-- GIVEN REQUEST --
Below is a block of records. Copy every line in it that contains the word "abolizione".

-- STORED DATA --
+===+

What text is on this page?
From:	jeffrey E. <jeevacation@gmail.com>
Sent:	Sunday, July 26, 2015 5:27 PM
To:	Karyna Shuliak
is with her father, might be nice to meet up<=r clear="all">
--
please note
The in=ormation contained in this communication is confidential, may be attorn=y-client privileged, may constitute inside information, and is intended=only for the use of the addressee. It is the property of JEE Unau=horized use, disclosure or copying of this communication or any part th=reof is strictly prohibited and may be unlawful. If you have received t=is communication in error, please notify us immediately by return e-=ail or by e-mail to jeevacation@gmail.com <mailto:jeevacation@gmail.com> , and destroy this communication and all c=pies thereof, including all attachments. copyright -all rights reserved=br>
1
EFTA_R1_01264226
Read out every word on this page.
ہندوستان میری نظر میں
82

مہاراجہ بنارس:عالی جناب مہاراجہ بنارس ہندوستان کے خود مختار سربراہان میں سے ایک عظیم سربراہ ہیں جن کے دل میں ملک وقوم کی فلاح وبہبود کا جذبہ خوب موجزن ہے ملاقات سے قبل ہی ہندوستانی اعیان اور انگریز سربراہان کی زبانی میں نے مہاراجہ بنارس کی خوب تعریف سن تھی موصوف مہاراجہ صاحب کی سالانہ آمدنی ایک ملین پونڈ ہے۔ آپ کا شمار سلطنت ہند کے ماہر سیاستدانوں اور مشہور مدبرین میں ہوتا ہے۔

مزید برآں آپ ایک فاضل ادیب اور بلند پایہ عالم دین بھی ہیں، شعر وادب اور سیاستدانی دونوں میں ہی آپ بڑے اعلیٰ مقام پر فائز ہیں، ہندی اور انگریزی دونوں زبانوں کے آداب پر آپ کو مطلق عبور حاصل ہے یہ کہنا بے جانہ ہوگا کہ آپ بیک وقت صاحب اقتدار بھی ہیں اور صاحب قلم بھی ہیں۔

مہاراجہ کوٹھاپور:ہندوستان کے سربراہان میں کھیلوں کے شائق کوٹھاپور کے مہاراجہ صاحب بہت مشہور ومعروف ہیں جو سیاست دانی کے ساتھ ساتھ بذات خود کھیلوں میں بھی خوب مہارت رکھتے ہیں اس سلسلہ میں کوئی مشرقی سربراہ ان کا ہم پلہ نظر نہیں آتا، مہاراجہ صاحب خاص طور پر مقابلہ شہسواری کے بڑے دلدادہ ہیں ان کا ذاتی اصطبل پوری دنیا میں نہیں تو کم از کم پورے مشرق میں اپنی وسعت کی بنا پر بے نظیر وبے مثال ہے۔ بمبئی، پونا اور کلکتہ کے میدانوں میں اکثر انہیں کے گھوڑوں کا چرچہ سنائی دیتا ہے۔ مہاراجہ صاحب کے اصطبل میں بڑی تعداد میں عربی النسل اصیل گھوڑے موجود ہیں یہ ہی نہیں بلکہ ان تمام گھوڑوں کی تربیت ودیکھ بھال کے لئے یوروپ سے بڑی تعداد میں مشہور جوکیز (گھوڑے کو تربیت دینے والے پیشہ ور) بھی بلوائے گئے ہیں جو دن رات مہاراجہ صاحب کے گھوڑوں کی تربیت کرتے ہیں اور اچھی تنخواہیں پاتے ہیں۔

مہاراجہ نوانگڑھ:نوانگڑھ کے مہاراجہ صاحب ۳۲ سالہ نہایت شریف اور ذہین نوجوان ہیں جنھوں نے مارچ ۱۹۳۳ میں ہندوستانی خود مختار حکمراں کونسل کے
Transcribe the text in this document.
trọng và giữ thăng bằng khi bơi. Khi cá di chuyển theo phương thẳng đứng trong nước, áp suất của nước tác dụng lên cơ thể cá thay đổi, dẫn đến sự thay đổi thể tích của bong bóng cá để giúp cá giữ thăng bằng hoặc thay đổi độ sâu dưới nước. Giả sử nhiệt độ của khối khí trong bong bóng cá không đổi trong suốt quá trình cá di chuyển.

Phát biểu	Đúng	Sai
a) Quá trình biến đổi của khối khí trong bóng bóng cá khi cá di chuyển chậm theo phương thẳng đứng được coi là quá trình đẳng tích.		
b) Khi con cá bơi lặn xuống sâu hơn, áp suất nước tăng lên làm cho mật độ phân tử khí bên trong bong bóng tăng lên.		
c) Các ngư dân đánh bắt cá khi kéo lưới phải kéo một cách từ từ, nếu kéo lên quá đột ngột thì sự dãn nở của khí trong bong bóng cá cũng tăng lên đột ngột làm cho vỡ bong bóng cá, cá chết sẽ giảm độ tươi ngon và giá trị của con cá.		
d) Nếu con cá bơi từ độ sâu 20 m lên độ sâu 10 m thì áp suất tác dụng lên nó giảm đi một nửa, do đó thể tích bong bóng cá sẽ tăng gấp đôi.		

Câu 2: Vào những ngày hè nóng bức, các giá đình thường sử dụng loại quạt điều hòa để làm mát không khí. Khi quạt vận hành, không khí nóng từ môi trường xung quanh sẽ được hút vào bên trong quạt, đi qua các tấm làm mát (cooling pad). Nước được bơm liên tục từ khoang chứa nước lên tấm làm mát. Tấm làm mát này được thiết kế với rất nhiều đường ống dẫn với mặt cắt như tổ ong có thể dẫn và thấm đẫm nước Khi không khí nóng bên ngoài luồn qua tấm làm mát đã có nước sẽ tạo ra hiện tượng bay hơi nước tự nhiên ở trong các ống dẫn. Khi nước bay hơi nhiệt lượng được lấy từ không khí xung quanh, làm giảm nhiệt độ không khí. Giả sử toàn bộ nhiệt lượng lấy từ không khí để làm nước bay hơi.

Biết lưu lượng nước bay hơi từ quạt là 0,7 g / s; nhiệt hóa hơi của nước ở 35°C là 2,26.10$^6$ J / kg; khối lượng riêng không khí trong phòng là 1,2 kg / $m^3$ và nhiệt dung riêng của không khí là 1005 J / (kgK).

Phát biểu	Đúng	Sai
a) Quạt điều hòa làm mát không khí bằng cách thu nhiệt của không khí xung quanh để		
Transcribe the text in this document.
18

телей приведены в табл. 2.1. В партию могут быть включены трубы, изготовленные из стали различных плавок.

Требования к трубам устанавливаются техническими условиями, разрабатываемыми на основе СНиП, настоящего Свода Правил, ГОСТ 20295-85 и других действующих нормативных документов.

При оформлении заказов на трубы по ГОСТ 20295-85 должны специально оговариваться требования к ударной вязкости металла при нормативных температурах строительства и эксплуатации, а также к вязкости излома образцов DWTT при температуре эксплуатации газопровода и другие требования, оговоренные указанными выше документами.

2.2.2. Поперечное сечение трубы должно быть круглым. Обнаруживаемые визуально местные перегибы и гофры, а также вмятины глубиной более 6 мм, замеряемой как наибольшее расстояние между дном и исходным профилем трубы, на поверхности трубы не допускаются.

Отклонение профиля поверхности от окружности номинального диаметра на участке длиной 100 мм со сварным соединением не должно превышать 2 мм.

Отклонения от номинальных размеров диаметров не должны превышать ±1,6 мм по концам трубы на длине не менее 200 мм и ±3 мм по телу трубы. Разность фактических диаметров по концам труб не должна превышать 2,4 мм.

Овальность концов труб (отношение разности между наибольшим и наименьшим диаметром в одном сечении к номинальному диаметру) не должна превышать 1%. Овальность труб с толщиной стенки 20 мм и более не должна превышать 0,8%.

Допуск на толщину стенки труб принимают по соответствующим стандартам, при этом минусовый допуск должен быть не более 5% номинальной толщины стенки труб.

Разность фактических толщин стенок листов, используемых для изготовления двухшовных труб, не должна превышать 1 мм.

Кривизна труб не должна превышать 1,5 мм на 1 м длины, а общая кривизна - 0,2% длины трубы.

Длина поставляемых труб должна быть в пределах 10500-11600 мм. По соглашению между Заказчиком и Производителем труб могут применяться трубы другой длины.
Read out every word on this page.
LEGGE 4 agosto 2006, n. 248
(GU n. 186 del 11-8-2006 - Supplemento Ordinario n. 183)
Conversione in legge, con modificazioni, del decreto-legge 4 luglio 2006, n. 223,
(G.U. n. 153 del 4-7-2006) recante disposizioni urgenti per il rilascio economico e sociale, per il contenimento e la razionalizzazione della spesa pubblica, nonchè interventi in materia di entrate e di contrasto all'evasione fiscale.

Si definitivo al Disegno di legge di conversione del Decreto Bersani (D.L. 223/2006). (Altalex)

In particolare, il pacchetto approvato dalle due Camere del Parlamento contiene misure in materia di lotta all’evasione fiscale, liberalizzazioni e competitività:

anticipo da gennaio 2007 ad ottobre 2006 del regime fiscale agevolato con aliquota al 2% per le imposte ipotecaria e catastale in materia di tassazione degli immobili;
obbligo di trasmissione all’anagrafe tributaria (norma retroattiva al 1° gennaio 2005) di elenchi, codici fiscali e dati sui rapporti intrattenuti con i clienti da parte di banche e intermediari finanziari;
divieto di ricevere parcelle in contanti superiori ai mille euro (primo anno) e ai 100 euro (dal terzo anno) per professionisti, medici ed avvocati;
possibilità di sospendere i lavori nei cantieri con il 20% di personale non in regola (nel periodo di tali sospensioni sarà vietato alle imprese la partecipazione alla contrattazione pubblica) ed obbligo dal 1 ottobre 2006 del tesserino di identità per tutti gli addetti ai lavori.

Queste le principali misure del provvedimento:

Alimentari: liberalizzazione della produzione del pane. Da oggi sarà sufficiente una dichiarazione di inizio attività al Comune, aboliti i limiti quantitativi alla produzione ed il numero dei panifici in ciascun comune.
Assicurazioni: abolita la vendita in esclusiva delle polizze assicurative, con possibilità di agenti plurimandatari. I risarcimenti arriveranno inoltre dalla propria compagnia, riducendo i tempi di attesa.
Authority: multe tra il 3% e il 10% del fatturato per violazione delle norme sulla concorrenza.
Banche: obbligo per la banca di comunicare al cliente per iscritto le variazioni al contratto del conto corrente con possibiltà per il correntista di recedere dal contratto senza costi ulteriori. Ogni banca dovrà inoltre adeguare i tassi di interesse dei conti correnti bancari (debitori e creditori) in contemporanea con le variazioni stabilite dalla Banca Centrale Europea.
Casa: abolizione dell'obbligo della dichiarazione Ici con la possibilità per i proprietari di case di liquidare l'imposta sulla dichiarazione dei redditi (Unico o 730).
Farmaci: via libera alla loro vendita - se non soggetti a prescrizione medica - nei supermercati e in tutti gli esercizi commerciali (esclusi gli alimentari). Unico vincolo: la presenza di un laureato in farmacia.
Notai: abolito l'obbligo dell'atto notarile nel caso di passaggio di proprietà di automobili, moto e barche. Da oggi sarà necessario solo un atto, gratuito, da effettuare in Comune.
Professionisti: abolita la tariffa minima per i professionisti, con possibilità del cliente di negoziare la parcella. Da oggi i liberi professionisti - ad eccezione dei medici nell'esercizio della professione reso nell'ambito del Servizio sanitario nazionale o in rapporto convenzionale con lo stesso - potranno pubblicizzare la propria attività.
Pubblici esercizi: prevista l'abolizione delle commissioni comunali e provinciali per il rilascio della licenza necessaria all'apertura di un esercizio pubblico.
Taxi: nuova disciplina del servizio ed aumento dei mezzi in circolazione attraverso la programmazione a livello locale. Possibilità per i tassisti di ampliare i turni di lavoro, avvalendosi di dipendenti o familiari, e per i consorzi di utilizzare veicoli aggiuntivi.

+===+

-- CORRECT RESULT --
Casa: abolizione dell'obbligo della dichiarazione Ici con la possibilità per i proprietari di case di liquidare l'imposta sulla dichiarazione dei redditi (Unico o 730).
Pubblici esercizi: prevista l'abolizione delle commissioni comunali e provinciali per il rilascio della licenza necessaria all'apertura di un esercizio pubblico.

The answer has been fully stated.